Dataset entries on figures
____

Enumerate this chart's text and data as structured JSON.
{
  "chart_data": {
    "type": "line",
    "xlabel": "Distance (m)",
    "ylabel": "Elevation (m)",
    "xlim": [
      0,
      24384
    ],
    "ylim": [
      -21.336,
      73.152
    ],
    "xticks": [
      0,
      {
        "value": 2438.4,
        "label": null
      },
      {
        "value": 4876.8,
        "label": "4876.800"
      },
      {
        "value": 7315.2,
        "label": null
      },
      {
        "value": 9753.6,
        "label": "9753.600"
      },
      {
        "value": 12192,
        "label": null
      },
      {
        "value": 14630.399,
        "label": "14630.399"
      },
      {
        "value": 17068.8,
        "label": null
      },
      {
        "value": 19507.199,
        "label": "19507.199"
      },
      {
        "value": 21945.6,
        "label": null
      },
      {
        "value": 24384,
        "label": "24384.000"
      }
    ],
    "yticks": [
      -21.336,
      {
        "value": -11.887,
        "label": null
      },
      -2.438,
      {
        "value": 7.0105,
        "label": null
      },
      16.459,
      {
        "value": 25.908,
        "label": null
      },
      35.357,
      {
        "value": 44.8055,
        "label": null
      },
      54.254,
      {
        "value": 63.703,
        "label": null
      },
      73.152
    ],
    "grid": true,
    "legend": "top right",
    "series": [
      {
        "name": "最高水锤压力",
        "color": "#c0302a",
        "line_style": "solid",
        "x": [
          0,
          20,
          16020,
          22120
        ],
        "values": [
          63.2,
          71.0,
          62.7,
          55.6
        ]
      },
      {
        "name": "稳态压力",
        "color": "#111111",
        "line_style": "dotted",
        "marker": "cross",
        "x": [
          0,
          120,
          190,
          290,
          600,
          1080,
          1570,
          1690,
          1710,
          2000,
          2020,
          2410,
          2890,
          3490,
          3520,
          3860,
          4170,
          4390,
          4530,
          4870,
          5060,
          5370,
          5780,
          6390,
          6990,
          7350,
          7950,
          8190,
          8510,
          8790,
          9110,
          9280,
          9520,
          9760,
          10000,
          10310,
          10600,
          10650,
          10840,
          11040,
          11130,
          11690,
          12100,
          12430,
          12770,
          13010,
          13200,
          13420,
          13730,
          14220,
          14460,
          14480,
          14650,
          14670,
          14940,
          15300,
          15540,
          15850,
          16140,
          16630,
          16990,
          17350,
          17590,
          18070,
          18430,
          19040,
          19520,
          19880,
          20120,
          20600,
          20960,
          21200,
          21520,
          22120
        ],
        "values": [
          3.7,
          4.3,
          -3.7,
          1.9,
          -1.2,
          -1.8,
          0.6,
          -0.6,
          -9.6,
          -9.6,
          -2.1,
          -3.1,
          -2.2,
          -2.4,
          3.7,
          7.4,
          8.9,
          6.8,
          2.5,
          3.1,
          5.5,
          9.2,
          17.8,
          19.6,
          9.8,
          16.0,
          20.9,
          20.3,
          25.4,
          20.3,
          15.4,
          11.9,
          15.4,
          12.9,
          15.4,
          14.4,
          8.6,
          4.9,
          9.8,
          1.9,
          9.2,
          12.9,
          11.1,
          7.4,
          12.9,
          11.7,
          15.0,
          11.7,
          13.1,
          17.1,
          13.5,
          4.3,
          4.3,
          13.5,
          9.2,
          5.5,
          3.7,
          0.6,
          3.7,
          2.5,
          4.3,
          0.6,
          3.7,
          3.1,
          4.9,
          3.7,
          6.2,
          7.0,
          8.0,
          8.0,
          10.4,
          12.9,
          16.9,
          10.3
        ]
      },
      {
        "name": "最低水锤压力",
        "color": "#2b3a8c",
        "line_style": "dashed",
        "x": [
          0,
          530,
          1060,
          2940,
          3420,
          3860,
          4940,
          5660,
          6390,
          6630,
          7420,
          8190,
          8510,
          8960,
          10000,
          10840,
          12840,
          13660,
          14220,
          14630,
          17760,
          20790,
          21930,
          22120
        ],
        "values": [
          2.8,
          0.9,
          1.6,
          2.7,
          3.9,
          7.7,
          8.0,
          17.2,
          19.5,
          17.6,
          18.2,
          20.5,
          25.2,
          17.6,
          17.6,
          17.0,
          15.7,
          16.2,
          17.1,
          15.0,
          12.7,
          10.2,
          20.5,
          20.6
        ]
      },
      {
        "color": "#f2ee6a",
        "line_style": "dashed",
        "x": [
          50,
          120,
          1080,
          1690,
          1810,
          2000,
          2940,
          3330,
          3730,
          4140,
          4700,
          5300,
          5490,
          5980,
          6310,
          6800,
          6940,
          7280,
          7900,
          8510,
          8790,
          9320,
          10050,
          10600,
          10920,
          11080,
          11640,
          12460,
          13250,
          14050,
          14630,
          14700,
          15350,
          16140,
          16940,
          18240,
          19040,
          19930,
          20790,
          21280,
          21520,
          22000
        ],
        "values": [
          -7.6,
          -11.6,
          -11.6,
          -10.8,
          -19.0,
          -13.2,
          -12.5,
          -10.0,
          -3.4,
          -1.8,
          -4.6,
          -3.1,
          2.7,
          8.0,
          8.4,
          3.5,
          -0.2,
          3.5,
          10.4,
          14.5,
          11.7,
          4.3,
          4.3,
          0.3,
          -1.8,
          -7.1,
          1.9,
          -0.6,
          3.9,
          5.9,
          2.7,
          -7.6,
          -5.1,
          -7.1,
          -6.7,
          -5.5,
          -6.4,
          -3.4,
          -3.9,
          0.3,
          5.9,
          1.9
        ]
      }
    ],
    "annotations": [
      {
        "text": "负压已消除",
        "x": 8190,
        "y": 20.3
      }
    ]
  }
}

____

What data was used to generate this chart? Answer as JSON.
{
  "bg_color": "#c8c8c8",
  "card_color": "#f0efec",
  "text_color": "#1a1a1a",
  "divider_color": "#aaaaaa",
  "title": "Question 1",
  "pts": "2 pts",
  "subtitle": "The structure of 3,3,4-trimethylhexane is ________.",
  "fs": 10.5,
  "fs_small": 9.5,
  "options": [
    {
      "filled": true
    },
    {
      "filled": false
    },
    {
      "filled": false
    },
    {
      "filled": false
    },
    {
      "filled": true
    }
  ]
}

____

To be done →
Your task is to gather every line with the word "JSON" and copy it.

Result of this exercise →
Enumerate this chart's text and data as structured JSON.
What data was used to generate this chart? Answer as JSON.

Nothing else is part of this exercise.